▸ **INSTRUCTION**: Write out each line from the data below that includes the word "coordinate".

··· EXTRACTED RECORDS ···

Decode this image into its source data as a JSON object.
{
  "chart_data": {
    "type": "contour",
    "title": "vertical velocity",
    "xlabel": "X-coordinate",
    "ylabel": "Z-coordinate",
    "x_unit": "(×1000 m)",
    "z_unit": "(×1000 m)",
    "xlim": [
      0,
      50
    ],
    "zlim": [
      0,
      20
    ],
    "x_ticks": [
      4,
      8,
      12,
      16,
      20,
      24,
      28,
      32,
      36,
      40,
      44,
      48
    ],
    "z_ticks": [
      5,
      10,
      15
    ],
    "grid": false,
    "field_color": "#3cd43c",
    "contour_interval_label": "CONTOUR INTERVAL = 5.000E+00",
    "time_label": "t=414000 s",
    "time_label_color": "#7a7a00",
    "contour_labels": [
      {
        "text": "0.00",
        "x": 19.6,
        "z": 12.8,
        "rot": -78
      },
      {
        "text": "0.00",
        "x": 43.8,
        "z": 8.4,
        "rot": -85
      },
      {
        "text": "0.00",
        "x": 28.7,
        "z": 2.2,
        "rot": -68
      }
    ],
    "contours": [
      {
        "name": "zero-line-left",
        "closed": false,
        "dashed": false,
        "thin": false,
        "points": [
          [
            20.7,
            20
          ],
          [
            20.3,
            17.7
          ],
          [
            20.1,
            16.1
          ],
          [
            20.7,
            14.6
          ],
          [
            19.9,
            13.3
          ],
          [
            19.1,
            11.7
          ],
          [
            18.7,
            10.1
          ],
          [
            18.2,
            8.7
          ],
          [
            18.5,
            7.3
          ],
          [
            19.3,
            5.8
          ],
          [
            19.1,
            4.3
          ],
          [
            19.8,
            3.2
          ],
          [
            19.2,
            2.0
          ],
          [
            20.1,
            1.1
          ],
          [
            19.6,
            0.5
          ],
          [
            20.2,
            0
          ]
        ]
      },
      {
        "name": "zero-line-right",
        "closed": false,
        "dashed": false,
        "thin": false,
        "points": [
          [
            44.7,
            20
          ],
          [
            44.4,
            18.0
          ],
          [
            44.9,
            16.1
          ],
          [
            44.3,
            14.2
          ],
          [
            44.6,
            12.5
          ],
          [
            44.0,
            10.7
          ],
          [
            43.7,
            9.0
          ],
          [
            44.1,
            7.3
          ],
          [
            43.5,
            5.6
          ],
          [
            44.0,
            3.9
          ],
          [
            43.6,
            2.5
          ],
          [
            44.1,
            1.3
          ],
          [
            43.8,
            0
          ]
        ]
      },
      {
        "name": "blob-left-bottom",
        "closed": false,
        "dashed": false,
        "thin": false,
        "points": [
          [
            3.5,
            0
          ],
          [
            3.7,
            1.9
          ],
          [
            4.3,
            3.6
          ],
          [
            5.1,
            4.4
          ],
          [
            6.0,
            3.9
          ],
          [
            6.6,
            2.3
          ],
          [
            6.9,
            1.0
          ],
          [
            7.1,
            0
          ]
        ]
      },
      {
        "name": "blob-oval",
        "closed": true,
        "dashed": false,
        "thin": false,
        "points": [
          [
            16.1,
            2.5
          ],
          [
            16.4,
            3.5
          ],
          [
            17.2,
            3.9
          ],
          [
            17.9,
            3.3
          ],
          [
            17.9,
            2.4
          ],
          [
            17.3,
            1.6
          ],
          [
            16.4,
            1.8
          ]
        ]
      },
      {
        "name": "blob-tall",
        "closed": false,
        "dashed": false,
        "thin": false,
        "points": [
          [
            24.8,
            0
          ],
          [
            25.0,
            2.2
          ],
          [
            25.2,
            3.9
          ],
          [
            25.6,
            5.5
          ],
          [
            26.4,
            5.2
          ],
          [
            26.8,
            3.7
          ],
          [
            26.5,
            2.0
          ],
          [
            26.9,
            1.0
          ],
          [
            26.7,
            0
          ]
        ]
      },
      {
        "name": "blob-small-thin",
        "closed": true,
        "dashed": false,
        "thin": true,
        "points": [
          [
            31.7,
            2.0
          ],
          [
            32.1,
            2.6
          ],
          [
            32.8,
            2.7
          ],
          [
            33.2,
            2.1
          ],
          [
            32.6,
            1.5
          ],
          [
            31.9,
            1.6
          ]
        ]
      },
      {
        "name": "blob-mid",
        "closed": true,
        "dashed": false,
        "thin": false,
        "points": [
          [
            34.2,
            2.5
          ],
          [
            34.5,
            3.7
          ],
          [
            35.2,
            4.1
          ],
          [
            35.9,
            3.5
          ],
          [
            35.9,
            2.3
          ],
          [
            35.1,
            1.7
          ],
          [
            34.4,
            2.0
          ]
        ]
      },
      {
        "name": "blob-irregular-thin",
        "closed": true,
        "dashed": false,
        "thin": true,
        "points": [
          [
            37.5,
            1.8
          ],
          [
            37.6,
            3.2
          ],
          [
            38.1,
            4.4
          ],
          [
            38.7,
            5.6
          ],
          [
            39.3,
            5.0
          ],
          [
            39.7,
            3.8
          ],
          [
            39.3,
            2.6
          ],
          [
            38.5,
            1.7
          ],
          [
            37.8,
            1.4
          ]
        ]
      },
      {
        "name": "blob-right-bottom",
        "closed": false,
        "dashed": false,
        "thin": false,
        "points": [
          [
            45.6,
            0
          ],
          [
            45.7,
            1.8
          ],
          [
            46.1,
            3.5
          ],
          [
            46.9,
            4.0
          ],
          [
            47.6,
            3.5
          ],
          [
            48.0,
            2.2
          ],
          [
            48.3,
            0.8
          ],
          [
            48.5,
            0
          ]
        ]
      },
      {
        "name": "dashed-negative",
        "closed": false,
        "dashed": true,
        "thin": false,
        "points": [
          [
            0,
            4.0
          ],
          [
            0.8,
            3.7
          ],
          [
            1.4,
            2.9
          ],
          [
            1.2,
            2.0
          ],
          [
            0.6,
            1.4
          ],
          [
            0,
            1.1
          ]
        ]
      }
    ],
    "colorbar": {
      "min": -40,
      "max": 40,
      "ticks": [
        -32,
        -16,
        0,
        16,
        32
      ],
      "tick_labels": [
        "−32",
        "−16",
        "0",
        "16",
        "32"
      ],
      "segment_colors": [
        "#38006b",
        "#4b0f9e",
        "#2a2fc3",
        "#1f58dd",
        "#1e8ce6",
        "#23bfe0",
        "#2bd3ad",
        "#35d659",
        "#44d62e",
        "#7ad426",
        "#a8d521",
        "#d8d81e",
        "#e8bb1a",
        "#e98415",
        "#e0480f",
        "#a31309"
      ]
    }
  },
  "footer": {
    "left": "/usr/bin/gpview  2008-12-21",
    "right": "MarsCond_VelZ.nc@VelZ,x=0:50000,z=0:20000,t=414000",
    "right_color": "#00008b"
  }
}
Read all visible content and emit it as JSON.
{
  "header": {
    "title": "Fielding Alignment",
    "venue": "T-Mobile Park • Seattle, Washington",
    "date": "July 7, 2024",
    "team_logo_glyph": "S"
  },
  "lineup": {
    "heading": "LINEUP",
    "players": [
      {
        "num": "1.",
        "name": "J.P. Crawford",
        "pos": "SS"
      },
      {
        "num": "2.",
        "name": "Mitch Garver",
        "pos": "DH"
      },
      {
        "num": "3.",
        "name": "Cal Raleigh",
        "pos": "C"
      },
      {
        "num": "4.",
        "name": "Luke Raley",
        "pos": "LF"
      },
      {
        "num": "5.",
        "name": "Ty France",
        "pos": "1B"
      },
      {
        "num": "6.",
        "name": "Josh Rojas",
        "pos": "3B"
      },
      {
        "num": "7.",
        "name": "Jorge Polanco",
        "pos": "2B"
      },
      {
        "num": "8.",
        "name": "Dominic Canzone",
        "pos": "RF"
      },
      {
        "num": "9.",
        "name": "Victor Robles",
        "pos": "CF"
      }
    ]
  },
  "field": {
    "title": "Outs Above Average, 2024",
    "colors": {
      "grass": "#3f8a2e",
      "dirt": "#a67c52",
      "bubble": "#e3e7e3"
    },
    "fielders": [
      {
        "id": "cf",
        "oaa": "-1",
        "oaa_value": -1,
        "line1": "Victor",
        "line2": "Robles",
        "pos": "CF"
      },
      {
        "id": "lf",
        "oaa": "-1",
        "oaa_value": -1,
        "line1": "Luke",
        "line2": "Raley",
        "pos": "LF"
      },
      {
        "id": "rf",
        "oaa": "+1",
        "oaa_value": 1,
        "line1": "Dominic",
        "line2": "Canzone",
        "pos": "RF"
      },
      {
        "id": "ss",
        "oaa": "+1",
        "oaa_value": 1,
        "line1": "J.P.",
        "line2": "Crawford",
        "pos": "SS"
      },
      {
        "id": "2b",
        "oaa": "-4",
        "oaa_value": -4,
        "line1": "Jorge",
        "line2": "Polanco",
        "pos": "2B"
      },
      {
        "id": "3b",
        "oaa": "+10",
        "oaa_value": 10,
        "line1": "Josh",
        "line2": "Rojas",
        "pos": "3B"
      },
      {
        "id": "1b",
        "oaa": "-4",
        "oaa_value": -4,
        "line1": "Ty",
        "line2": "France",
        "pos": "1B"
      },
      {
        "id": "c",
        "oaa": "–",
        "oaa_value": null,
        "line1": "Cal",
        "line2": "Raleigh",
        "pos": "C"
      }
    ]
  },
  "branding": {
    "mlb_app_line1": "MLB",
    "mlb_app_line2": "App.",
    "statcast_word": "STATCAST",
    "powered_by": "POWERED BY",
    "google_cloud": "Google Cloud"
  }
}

···

▸ **OUTPUT OF THE TASK**:
    "xlabel": "X-coordinate",
    "ylabel": "Z-coordinate",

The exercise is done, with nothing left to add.